§ Given problem: Retype the data below without altering anything.

§

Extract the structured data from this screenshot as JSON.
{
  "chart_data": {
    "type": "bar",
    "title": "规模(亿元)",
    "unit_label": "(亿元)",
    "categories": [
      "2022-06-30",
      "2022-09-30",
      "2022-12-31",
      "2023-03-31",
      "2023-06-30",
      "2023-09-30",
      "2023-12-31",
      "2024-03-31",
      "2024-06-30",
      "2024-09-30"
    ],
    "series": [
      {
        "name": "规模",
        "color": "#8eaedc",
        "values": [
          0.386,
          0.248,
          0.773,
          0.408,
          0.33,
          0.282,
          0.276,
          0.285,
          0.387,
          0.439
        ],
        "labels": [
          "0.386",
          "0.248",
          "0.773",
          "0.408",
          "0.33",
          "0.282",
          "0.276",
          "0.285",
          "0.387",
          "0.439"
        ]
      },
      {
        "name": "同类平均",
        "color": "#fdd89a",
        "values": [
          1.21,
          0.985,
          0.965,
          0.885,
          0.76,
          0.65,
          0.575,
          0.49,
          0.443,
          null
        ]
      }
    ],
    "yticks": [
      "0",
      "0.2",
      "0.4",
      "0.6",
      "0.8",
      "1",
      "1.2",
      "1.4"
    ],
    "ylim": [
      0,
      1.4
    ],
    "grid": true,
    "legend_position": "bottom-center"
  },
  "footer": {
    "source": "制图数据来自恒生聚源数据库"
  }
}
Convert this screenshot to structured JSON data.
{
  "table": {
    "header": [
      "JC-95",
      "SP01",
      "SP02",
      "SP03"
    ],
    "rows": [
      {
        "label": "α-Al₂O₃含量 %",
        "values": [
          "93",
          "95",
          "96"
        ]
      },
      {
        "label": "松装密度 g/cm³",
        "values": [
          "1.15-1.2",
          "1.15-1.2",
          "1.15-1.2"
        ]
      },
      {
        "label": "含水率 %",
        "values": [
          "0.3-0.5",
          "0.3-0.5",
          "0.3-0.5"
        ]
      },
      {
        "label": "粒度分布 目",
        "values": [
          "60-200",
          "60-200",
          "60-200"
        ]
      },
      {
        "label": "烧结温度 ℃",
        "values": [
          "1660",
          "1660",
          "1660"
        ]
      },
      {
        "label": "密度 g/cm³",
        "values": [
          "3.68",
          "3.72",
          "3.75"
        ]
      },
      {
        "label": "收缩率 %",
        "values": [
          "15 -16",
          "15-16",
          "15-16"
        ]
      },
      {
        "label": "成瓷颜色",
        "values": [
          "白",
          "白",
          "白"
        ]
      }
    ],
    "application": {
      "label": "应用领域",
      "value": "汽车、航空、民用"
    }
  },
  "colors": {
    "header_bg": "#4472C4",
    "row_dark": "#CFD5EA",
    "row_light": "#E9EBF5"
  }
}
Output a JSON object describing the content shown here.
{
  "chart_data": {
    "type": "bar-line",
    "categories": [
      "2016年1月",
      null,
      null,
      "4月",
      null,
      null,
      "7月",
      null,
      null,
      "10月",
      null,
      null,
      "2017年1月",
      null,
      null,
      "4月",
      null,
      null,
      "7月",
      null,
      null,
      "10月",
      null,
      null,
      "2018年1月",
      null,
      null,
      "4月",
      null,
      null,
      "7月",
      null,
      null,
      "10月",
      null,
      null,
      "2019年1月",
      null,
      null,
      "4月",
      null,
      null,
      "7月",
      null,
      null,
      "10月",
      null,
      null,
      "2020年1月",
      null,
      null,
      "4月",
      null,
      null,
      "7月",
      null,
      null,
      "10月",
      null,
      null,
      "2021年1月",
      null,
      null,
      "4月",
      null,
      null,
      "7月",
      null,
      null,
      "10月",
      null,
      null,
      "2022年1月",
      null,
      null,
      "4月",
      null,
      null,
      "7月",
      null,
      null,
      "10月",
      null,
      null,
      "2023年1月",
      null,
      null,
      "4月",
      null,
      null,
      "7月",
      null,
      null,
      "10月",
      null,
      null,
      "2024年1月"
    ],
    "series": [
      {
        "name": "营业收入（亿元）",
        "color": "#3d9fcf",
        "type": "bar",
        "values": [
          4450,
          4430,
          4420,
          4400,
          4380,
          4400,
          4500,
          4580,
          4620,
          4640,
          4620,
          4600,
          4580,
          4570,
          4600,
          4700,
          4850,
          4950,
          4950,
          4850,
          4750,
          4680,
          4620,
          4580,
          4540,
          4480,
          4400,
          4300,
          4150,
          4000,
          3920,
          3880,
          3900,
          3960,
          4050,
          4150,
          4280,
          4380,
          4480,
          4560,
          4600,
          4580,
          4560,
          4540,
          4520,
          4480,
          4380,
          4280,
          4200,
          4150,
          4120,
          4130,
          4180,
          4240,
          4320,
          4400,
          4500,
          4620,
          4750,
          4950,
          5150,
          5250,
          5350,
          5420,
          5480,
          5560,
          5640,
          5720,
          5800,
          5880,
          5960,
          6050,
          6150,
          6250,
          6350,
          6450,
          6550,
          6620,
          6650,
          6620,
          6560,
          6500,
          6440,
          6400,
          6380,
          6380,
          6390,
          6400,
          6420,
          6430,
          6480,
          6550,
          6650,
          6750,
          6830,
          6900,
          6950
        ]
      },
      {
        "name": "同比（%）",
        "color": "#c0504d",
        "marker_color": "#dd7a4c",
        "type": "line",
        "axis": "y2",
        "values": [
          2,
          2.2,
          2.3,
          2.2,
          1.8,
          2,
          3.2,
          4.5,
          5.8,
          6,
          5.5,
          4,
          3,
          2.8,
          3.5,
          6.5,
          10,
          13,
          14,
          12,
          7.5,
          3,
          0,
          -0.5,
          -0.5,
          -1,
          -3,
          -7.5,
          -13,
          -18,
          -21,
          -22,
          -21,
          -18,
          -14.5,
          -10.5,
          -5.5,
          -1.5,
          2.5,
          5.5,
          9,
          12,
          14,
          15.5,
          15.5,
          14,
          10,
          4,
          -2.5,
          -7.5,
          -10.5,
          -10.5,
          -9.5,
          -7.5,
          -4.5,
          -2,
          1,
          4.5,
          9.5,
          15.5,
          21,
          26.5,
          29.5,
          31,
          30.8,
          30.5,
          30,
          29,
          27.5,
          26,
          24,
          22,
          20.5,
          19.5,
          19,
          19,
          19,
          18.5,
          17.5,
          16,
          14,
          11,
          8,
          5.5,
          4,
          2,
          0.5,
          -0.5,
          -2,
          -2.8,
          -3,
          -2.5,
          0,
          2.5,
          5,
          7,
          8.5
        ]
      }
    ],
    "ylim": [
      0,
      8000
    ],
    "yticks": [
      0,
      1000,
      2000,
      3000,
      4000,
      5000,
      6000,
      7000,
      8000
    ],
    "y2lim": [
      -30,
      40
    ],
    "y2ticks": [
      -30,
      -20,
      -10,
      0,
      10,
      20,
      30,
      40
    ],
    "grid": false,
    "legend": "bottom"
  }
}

§

§ Result below:
Extract the structured data from this screenshot as JSON.
{
  "chart_data": {
    "type": "bar",
    "title": "规模(亿元)",
    "unit_label": "(亿元)",
    "categories": [
      "2022-06-30",
      "2022-09-30",
      "2022-12-31",
      "2023-03-31",
      "2023-06-30",
      "2023-09-30",
      "2023-12-31",
      "2024-03-31",
      "2024-06-30",
      "2024-09-30"
    ],
    "series": [
      {
        "name": "规模",
        "color": "#8eaedc",
        "values": [
          0.386,
          0.248,
          0.773,
          0.408,
          0.33,
          0.282,
          0.276,
          0.285,
          0.387,
          0.439
        ],
        "labels": [
          "0.386",
          "0.248",
          "0.773",
          "0.408",
          "0.33",
          "0.282",
          "0.276",
          "0.285",
          "0.387",
          "0.439"
        ]
      },
      {
        "name": "同类平均",
        "color": "#fdd89a",
        "values": [
          1.21,
          0.985,
          0.965,
          0.885,
          0.76,
          0.65,
          0.575,
          0.49,
          0.443,
          null
        ]
      }
    ],
    "yticks": [
      "0",
      "0.2",
      "0.4",
      "0.6",
      "0.8",
      "1",
      "1.2",
      "1.4"
    ],
    "ylim": [
      0,
      1.4
    ],
    "grid": true,
    "legend_position": "bottom-center"
  },
  "footer": {
    "source": "制图数据来自恒生聚源数据库"
  }
}
Convert this screenshot to structured JSON data.
{
  "table": {
    "header": [
      "JC-95",
      "SP01",
      "SP02",
      "SP03"
    ],
    "rows": [
      {
        "label": "α-Al₂O₃含量 %",
        "values": [
          "93",
          "95",
          "96"
        ]
      },
      {
        "label": "松装密度 g/cm³",
        "values": [
          "1.15-1.2",
          "1.15-1.2",
          "1.15-1.2"
        ]
      },
      {
        "label": "含水率 %",
        "values": [
          "0.3-0.5",
          "0.3-0.5",
          "0.3-0.5"
        ]
      },
      {
        "label": "粒度分布 目",
        "values": [
          "60-200",
          "60-200",
          "60-200"
        ]
      },
      {
        "label": "烧结温度 ℃",
        "values": [
          "1660",
          "1660",
          "1660"
        ]
      },
      {
        "label": "密度 g/cm³",
        "values": [
          "3.68",
          "3.72",
          "3.75"
        ]
      },
      {
        "label": "收缩率 %",
        "values": [
          "15 -16",
          "15-16",
          "15-16"
        ]
      },
      {
        "label": "成瓷颜色",
        "values": [
          "白",
          "白",
          "白"
        ]
      }
    ],
    "application": {
      "label": "应用领域",
      "value": "汽车、航空、民用"
    }
  },
  "colors": {
    "header_bg": "#4472C4",
    "row_dark": "#CFD5EA",
    "row_light": "#E9EBF5"
  }
}
Output a JSON object describing the content shown here.
{
  "chart_data": {
    "type": "bar-line",
    "categories": [
      "2016年1月",
      null,
      null,
      "4月",
      null,
      null,
      "7月",
      null,
      null,
      "10月",
      null,
      null,
      "2017年1月",
      null,
      null,
      "4月",
      null,
      null,
      "7月",
      null,
      null,
      "10月",
      null,
      null,
      "2018年1月",
      null,
      null,
      "4月",
      null,
      null,
      "7月",
      null,
      null,
      "10月",
      null,
      null,
      "2019年1月",
      null,
      null,
      "4月",
      null,
      null,
      "7月",
      null,
      null,
      "10月",
      null,
      null,
      "2020年1月",
      null,
      null,
      "4月",
      null,
      null,
      "7月",
      null,
      null,
      "10月",
      null,
      null,
      "2021年1月",
      null,
      null,
      "4月",
      null,
      null,
      "7月",
      null,
      null,
      "10月",
      null,
      null,
      "2022年1月",
      null,
      null,
      "4月",
      null,
      null,
      "7月",
      null,
      null,
      "10月",
      null,
      null,
      "2023年1月",
      null,
      null,
      "4月",
      null,
      null,
      "7月",
      null,
      null,
      "10月",
      null,
      null,
      "2024年1月"
    ],
    "series": [
      {
        "name": "营业收入（亿元）",
        "color": "#3d9fcf",
        "type": "bar",
        "values": [
          4450,
          4430,
          4420,
          4400,
          4380,
          4400,
          4500,
          4580,
          4620,
          4640,
          4620,
          4600,
          4580,
          4570,
          4600,
          4700,
          4850,
          4950,
          4950,
          4850,
          4750,
          4680,
          4620,
          4580,
          4540,
          4480,
          4400,
          4300,
          4150,
          4000,
          3920,
          3880,
          3900,
          3960,
          4050,
          4150,
          4280,
          4380,
          4480,
          4560,
          4600,
          4580,
          4560,
          4540,
          4520,
          4480,
          4380,
          4280,
          4200,
          4150,
          4120,
          4130,
          4180,
          4240,
          4320,
          4400,
          4500,
          4620,
          4750,
          4950,
          5150,
          5250,
          5350,
          5420,
          5480,
          5560,
          5640,
          5720,
          5800,
          5880,
          5960,
          6050,
          6150,
          6250,
          6350,
          6450,
          6550,
          6620,
          6650,
          6620,
          6560,
          6500,
          6440,
          6400,
          6380,
          6380,
          6390,
          6400,
          6420,
          6430,
          6480,
          6550,
          6650,
          6750,
          6830,
          6900,
          6950
        ]
      },
      {
        "name": "同比（%）",
        "color": "#c0504d",
        "marker_color": "#dd7a4c",
        "type": "line",
        "axis": "y2",
        "values": [
          2,
          2.2,
          2.3,
          2.2,
          1.8,
          2,
          3.2,
          4.5,
          5.8,
          6,
          5.5,
          4,
          3,
          2.8,
          3.5,
          6.5,
          10,
          13,
          14,
          12,
          7.5,
          3,
          0,
          -0.5,
          -0.5,
          -1,
          -3,
          -7.5,
          -13,
          -18,
          -21,
          -22,
          -21,
          -18,
          -14.5,
          -10.5,
          -5.5,
          -1.5,
          2.5,
          5.5,
          9,
          12,
          14,
          15.5,
          15.5,
          14,
          10,
          4,
          -2.5,
          -7.5,
          -10.5,
          -10.5,
          -9.5,
          -7.5,
          -4.5,
          -2,
          1,
          4.5,
          9.5,
          15.5,
          21,
          26.5,
          29.5,
          31,
          30.8,
          30.5,
          30,
          29,
          27.5,
          26,
          24,
          22,
          20.5,
          19.5,
          19,
          19,
          19,
          18.5,
          17.5,
          16,
          14,
          11,
          8,
          5.5,
          4,
          2,
          0.5,
          -0.5,
          -2,
          -2.8,
          -3,
          -2.5,
          0,
          2.5,
          5,
          7,
          8.5
        ]
      }
    ],
    "ylim": [
      0,
      8000
    ],
    "yticks": [
      0,
      1000,
      2000,
      3000,
      4000,
      5000,
      6000,
      7000,
      8000
    ],
    "y2lim": [
      -30,
      40
    ],
    "y2ticks": [
      -30,
      -20,
      -10,
      0,
      10,
      20,
      30,
      40
    ],
    "grid": false,
    "legend": "bottom"
  }
}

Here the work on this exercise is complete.